:: Written task ::
Each entry below is to be written out exactly, and the pictures are to be left out.

:: Recorded information ::
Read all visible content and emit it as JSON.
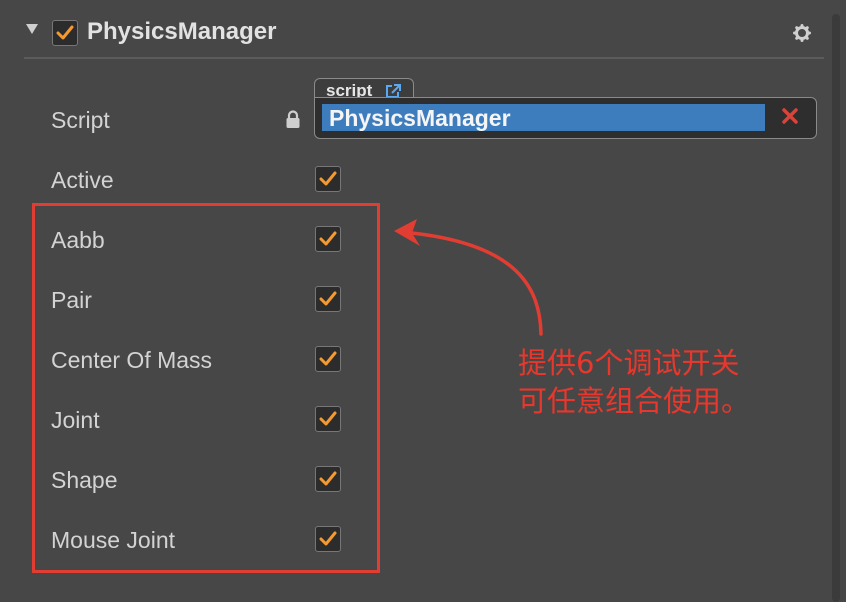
{
  "component": {
    "title": "PhysicsManager",
    "enabled": true
  },
  "script_field": {
    "label": "Script",
    "tag": "script",
    "value": "PhysicsManager"
  },
  "rows": [
    {
      "label": "Active",
      "checked": true
    },
    {
      "label": "Aabb",
      "checked": true
    },
    {
      "label": "Pair",
      "checked": true
    },
    {
      "label": "Center Of Mass",
      "checked": true
    },
    {
      "label": "Joint",
      "checked": true
    },
    {
      "label": "Shape",
      "checked": true
    },
    {
      "label": "Mouse Joint",
      "checked": true
    }
  ],
  "annotation": {
    "line1": "提供6个调试开关",
    "line2": "可任意组合使用。"
  },
  "colors": {
    "panel_bg": "#474747",
    "check_orange": "#f59a31",
    "field_selected": "#3e7dbd",
    "annotation_red": "#e23d33"
  },
  "icons": [
    "fold-arrow-icon",
    "checkbox-icon",
    "gear-icon",
    "lock-icon",
    "external-link-icon",
    "clear-x-icon",
    "annotation-arrow-icon"
  ]
}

:: Complete response ::
Read all visible content and emit it as JSON.
{
  "component": {
    "title": "PhysicsManager",
    "enabled": true
  },
  "script_field": {
    "label": "Script",
    "tag": "script",
    "value": "PhysicsManager"
  },
  "rows": [
    {
      "label": "Active",
      "checked": true
    },
    {
      "label": "Aabb",
      "checked": true
    },
    {
      "label": "Pair",
      "checked": true
    },
    {
      "label": "Center Of Mass",
      "checked": true
    },
    {
      "label": "Joint",
      "checked": true
    },
    {
      "label": "Shape",
      "checked": true
    },
    {
      "label": "Mouse Joint",
      "checked": true
    }
  ],
  "annotation": {
    "line1": "提供6个调试开关",
    "line2": "可任意组合使用。"
  },
  "colors": {
    "panel_bg": "#474747",
    "check_orange": "#f59a31",
    "field_selected": "#3e7dbd",
    "annotation_red": "#e23d33"
  },
  "icons": [
    "fold-arrow-icon",
    "checkbox-icon",
    "gear-icon",
    "lock-icon",
    "external-link-icon",
    "clear-x-icon",
    "annotation-arrow-icon"
  ]
}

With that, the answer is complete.